→ Prompt: All the data must come back unchanged, except that pictures are left out.

→ Data for processing:
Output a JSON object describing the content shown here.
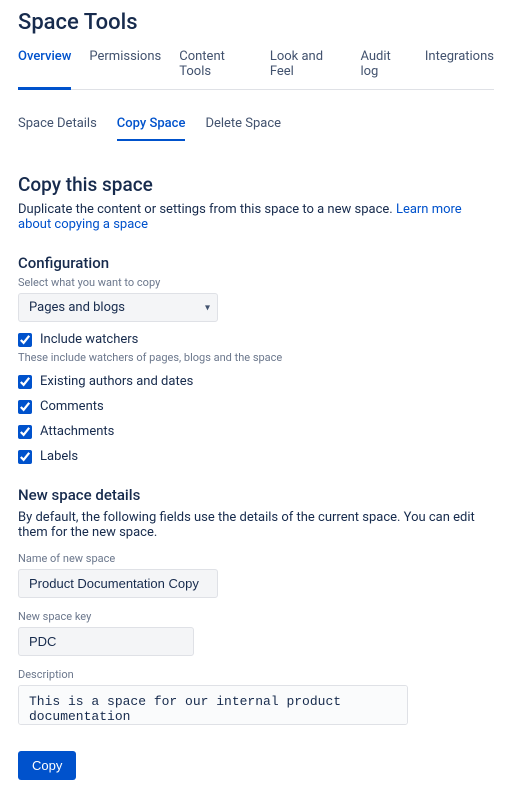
{
  "pageTitle": "Space Tools",
  "mainTabs": [
    "Overview",
    "Permissions",
    "Content Tools",
    "Look and Feel",
    "Audit log",
    "Integrations"
  ],
  "subTabs": [
    "Space Details",
    "Copy Space",
    "Delete Space"
  ],
  "heading": "Copy this space",
  "headingDesc": "Duplicate the content or settings from this space to a new space. ",
  "learnMore": "Learn more about copying a space",
  "configTitle": "Configuration",
  "configHelper": "Select what you want to copy",
  "selectValue": "Pages and blogs",
  "includeWatchers": "Include watchers",
  "watchersHelper": "These include watchers of pages, blogs and the space",
  "opts": {
    "authors": "Existing authors and dates",
    "comments": "Comments",
    "attachments": "Attachments",
    "labels": "Labels"
  },
  "newSpaceTitle": "New space details",
  "newSpaceDesc": "By default, the following fields use the details of the current space. You can edit them for the new space.",
  "nameLabel": "Name of new space",
  "nameValue": "Product Documentation Copy",
  "keyLabel": "New space key",
  "keyValue": "PDC",
  "descLabel": "Description",
  "descValue": "This is a space for our internal product documentation",
  "copyBtn": "Copy"
}
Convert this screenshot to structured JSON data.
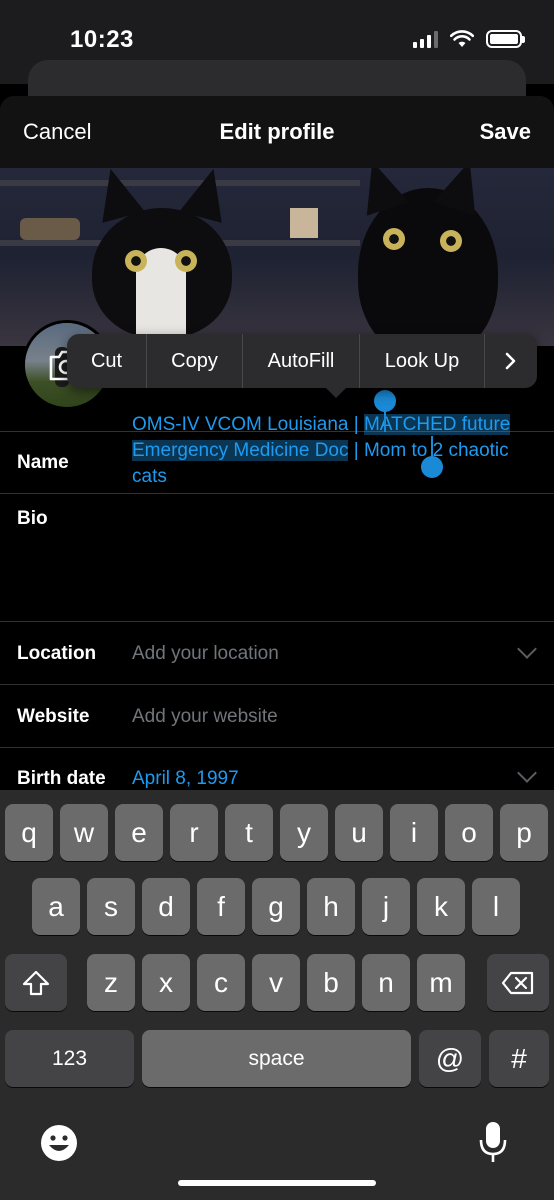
{
  "status_bar": {
    "time": "10:23"
  },
  "nav": {
    "cancel": "Cancel",
    "title": "Edit profile",
    "save": "Save"
  },
  "edit_menu": {
    "items": [
      "Cut",
      "Copy",
      "AutoFill",
      "Look Up"
    ]
  },
  "fields": {
    "name": {
      "label": "Name"
    },
    "bio": {
      "label": "Bio",
      "text_before": "OMS-IV VCOM Louisiana | ",
      "selected": "MATCHED future Emergency Medicine Doc",
      "text_after": " | Mom to 2 chaotic cats"
    },
    "location": {
      "label": "Location",
      "placeholder": "Add your location"
    },
    "website": {
      "label": "Website",
      "placeholder": "Add your website"
    },
    "birth_date": {
      "label": "Birth date",
      "value": "April 8, 1997"
    }
  },
  "keyboard": {
    "row1": [
      "q",
      "w",
      "e",
      "r",
      "t",
      "y",
      "u",
      "i",
      "o",
      "p"
    ],
    "row2": [
      "a",
      "s",
      "d",
      "f",
      "g",
      "h",
      "j",
      "k",
      "l"
    ],
    "row3": [
      "z",
      "x",
      "c",
      "v",
      "b",
      "n",
      "m"
    ],
    "numbers_key": "123",
    "space_key": "space",
    "at_key": "@",
    "hash_key": "#"
  },
  "colors": {
    "accent": "#1d9bf0",
    "background": "#000000",
    "keyboard": "#2b2b2b"
  }
}
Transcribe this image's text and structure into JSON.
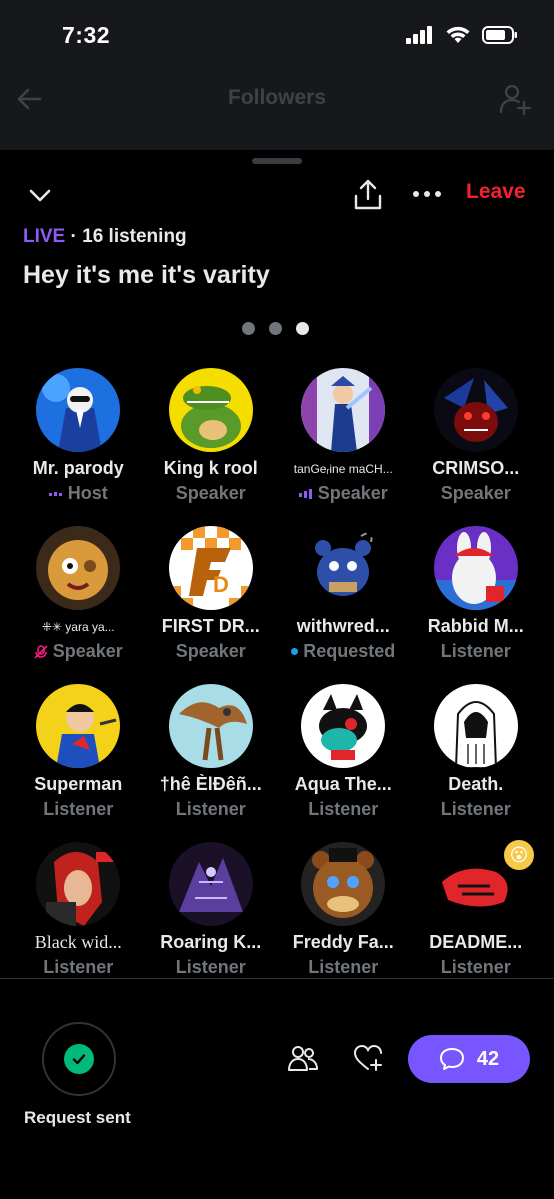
{
  "status_bar": {
    "time": "7:32"
  },
  "header": {
    "title": "Followers"
  },
  "space": {
    "leave_label": "Leave",
    "live_label": "LIVE",
    "listening_label": "· 16 listening",
    "title": "Hey it's me it's varity",
    "page_count": 3,
    "active_page": 3
  },
  "participants": [
    {
      "name": "Mr. parody",
      "role": "Host",
      "indicator": "speaking",
      "avatar": "blue-suit"
    },
    {
      "name": "King k rool",
      "role": "Speaker",
      "avatar": "crocodile"
    },
    {
      "name": "tanGeᵣine maCH...",
      "role": "Speaker",
      "indicator": "speaking",
      "avatar": "mecha"
    },
    {
      "name": "CRIMSO...",
      "role": "Speaker",
      "avatar": "dark-red"
    },
    {
      "name": "⁜✳︎ yara ya...",
      "role": "Speaker",
      "indicator": "muted",
      "avatar": "doll"
    },
    {
      "name": "FIRST DR...",
      "role": "Speaker",
      "avatar": "fd-logo"
    },
    {
      "name": "withwred...",
      "role": "Requested",
      "indicator": "requested",
      "avatar": "blue-bear"
    },
    {
      "name": "Rabbid M...",
      "role": "Listener",
      "avatar": "rabbid"
    },
    {
      "name": "Superman",
      "role": "Listener",
      "avatar": "superman"
    },
    {
      "name": "†hê ÈlĐêñ...",
      "role": "Listener",
      "avatar": "dragon"
    },
    {
      "name": "Aqua The...",
      "role": "Listener",
      "avatar": "aqua"
    },
    {
      "name": "Death.",
      "role": "Listener",
      "avatar": "death"
    },
    {
      "name": "Black wid...",
      "role": "Listener",
      "avatar": "black-widow"
    },
    {
      "name": "Roaring K...",
      "role": "Listener",
      "avatar": "roaring"
    },
    {
      "name": "Freddy Fa...",
      "role": "Listener",
      "avatar": "freddy"
    },
    {
      "name": "DEADME...",
      "role": "Listener",
      "avatar": "deadmeat",
      "reaction": "😮"
    }
  ],
  "footer": {
    "request_label": "Request sent",
    "comments_count": "42"
  },
  "colors": {
    "accent_purple": "#7856ff",
    "live_purple": "#8c5cf5",
    "leave_red": "#f4212e",
    "success_green": "#00ba7c",
    "muted_gray": "#71767b"
  }
}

→ Output of the exercise:
Output a JSON object describing the content shown here.
{
  "pageTitle": "Space Tools",
  "mainTabs": [
    "Overview",
    "Permissions",
    "Content Tools",
    "Look and Feel",
    "Audit log",
    "Integrations"
  ],
  "subTabs": [
    "Space Details",
    "Copy Space",
    "Delete Space"
  ],
  "heading": "Copy this space",
  "headingDesc": "Duplicate the content or settings from this space to a new space. ",
  "learnMore": "Learn more about copying a space",
  "configTitle": "Configuration",
  "configHelper": "Select what you want to copy",
  "selectValue": "Pages and blogs",
  "includeWatchers": "Include watchers",
  "watchersHelper": "These include watchers of pages, blogs and the space",
  "opts": {
    "authors": "Existing authors and dates",
    "comments": "Comments",
    "attachments": "Attachments",
    "labels": "Labels"
  },
  "newSpaceTitle": "New space details",
  "newSpaceDesc": "By default, the following fields use the details of the current space. You can edit them for the new space.",
  "nameLabel": "Name of new space",
  "nameValue": "Product Documentation Copy",
  "keyLabel": "New space key",
  "keyValue": "PDC",
  "descLabel": "Description",
  "descValue": "This is a space for our internal product documentation",
  "copyBtn": "Copy"
}
Convert this screenshot to structured JSON data.
{
  "status_bar": {
    "time": "10:23"
  },
  "nav": {
    "cancel": "Cancel",
    "title": "Edit profile",
    "save": "Save"
  },
  "edit_menu": {
    "items": [
      "Cut",
      "Copy",
      "AutoFill",
      "Look Up"
    ]
  },
  "fields": {
    "name": {
      "label": "Name"
    },
    "bio": {
      "label": "Bio",
      "text_before": "OMS-IV VCOM Louisiana | ",
      "selected": "MATCHED future Emergency Medicine Doc",
      "text_after": " | Mom to 2 chaotic cats"
    },
    "location": {
      "label": "Location",
      "placeholder": "Add your location"
    },
    "website": {
      "label": "Website",
      "placeholder": "Add your website"
    },
    "birth_date": {
      "label": "Birth date",
      "value": "April 8, 1997"
    }
  },
  "keyboard": {
    "row1": [
      "q",
      "w",
      "e",
      "r",
      "t",
      "y",
      "u",
      "i",
      "o",
      "p"
    ],
    "row2": [
      "a",
      "s",
      "d",
      "f",
      "g",
      "h",
      "j",
      "k",
      "l"
    ],
    "row3": [
      "z",
      "x",
      "c",
      "v",
      "b",
      "n",
      "m"
    ],
    "numbers_key": "123",
    "space_key": "space",
    "at_key": "@",
    "hash_key": "#"
  },
  "colors": {
    "accent": "#1d9bf0",
    "background": "#000000",
    "keyboard": "#2b2b2b"
  }
}
Transcribe this image's text and structure into JSON.
{
  "status_bar": {
    "time": "7:32"
  },
  "header": {
    "title": "Followers"
  },
  "space": {
    "leave_label": "Leave",
    "live_label": "LIVE",
    "listening_label": "· 16 listening",
    "title": "Hey it's me it's varity",
    "page_count": 3,
    "active_page": 3
  },
  "participants": [
    {
      "name": "Mr. parody",
      "role": "Host",
      "indicator": "speaking",
      "avatar": "blue-suit"
    },
    {
      "name": "King k rool",
      "role": "Speaker",
      "avatar": "crocodile"
    },
    {
      "name": "tanGeᵣine maCH...",
      "role": "Speaker",
      "indicator": "speaking",
      "avatar": "mecha"
    },
    {
      "name": "CRIMSO...",
      "role": "Speaker",
      "avatar": "dark-red"
    },
    {
      "name": "⁜✳︎ yara ya...",
      "role": "Speaker",
      "indicator": "muted",
      "avatar": "doll"
    },
    {
      "name": "FIRST DR...",
      "role": "Speaker",
      "avatar": "fd-logo"
    },
    {
      "name": "withwred...",
      "role": "Requested",
      "indicator": "requested",
      "avatar": "blue-bear"
    },
    {
      "name": "Rabbid M...",
      "role": "Listener",
      "avatar": "rabbid"
    },
    {
      "name": "Superman",
      "role": "Listener",
      "avatar": "superman"
    },
    {
      "name": "†hê ÈlĐêñ...",
      "role": "Listener",
      "avatar": "dragon"
    },
    {
      "name": "Aqua The...",
      "role": "Listener",
      "avatar": "aqua"
    },
    {
      "name": "Death.",
      "role": "Listener",
      "avatar": "death"
    },
    {
      "name": "Black wid...",
      "role": "Listener",
      "avatar": "black-widow"
    },
    {
      "name": "Roaring K...",
      "role": "Listener",
      "avatar": "roaring"
    },
    {
      "name": "Freddy Fa...",
      "role": "Listener",
      "avatar": "freddy"
    },
    {
      "name": "DEADME...",
      "role": "Listener",
      "avatar": "deadmeat",
      "reaction": "😮"
    }
  ],
  "footer": {
    "request_label": "Request sent",
    "comments_count": "42"
  },
  "colors": {
    "accent_purple": "#7856ff",
    "live_purple": "#8c5cf5",
    "leave_red": "#f4212e",
    "success_green": "#00ba7c",
    "muted_gray": "#71767b"
  }
}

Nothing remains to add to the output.